[Extracted entries]
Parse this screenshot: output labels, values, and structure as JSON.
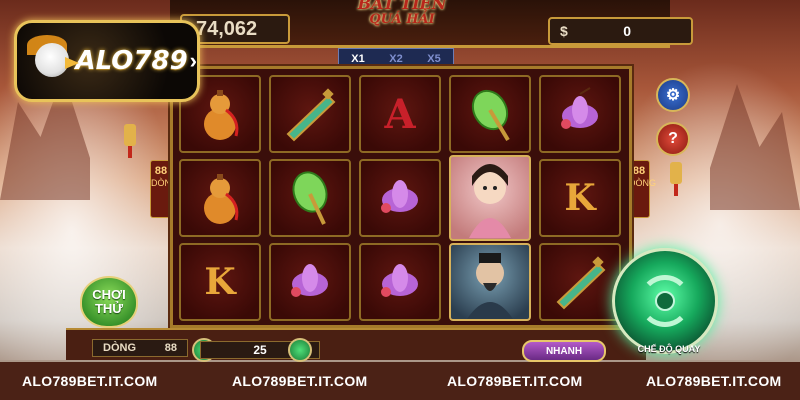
{
  "header": {
    "credit_value": "74,062",
    "game_title_line1": "BAT TIEN",
    "game_title_line2": "QUÁ HẢI",
    "win_currency": "$",
    "win_value": "0",
    "multipliers": [
      "X1",
      "X2",
      "X5"
    ],
    "active_multiplier": "X1"
  },
  "logo": {
    "text": "ALO789",
    "arrow": "›"
  },
  "board": {
    "side_lines_value": "88",
    "side_lines_label": "DÒNG",
    "reels": [
      [
        "gourd-icon",
        "jade-sword-icon",
        "letter-a",
        "jade-fan-icon",
        "lotus-icon"
      ],
      [
        "gourd-icon",
        "jade-fan-icon",
        "lotus-icon",
        "immortal-lady-portrait",
        "letter-k"
      ],
      [
        "letter-k",
        "lotus-icon",
        "lotus-icon",
        "immortal-warrior-portrait",
        "jade-sword-icon"
      ]
    ],
    "letter_a": "A",
    "letter_k": "K"
  },
  "controls": {
    "try_play_line1": "CHƠI",
    "try_play_line2": "THỬ",
    "lines_label": "DÒNG",
    "lines_value": "88",
    "bet_value": "25",
    "fast_label": "NHANH",
    "spin_label": "CHẾ ĐỘ QUAY"
  },
  "footer": {
    "links": [
      "ALO789BET.IT.COM",
      "ALO789BET.IT.COM",
      "ALO789BET.IT.COM",
      "ALO789BET.IT.COM"
    ]
  },
  "colors": {
    "gold": "#c89a3a",
    "board_bg": "#3a0e0a",
    "footer_bg": "#4b2216",
    "spin_green": "#16a85c"
  }
}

[Set task] Without the pictures, output the full listing exactly as it stands.

[Task solution]
Parse this screenshot: output labels, values, and structure as JSON.
{
  "header": {
    "credit_value": "74,062",
    "game_title_line1": "BAT TIEN",
    "game_title_line2": "QUÁ HẢI",
    "win_currency": "$",
    "win_value": "0",
    "multipliers": [
      "X1",
      "X2",
      "X5"
    ],
    "active_multiplier": "X1"
  },
  "logo": {
    "text": "ALO789",
    "arrow": "›"
  },
  "board": {
    "side_lines_value": "88",
    "side_lines_label": "DÒNG",
    "reels": [
      [
        "gourd-icon",
        "jade-sword-icon",
        "letter-a",
        "jade-fan-icon",
        "lotus-icon"
      ],
      [
        "gourd-icon",
        "jade-fan-icon",
        "lotus-icon",
        "immortal-lady-portrait",
        "letter-k"
      ],
      [
        "letter-k",
        "lotus-icon",
        "lotus-icon",
        "immortal-warrior-portrait",
        "jade-sword-icon"
      ]
    ],
    "letter_a": "A",
    "letter_k": "K"
  },
  "controls": {
    "try_play_line1": "CHƠI",
    "try_play_line2": "THỬ",
    "lines_label": "DÒNG",
    "lines_value": "88",
    "bet_value": "25",
    "fast_label": "NHANH",
    "spin_label": "CHẾ ĐỘ QUAY"
  },
  "footer": {
    "links": [
      "ALO789BET.IT.COM",
      "ALO789BET.IT.COM",
      "ALO789BET.IT.COM",
      "ALO789BET.IT.COM"
    ]
  },
  "colors": {
    "gold": "#c89a3a",
    "board_bg": "#3a0e0a",
    "footer_bg": "#4b2216",
    "spin_green": "#16a85c"
  }
}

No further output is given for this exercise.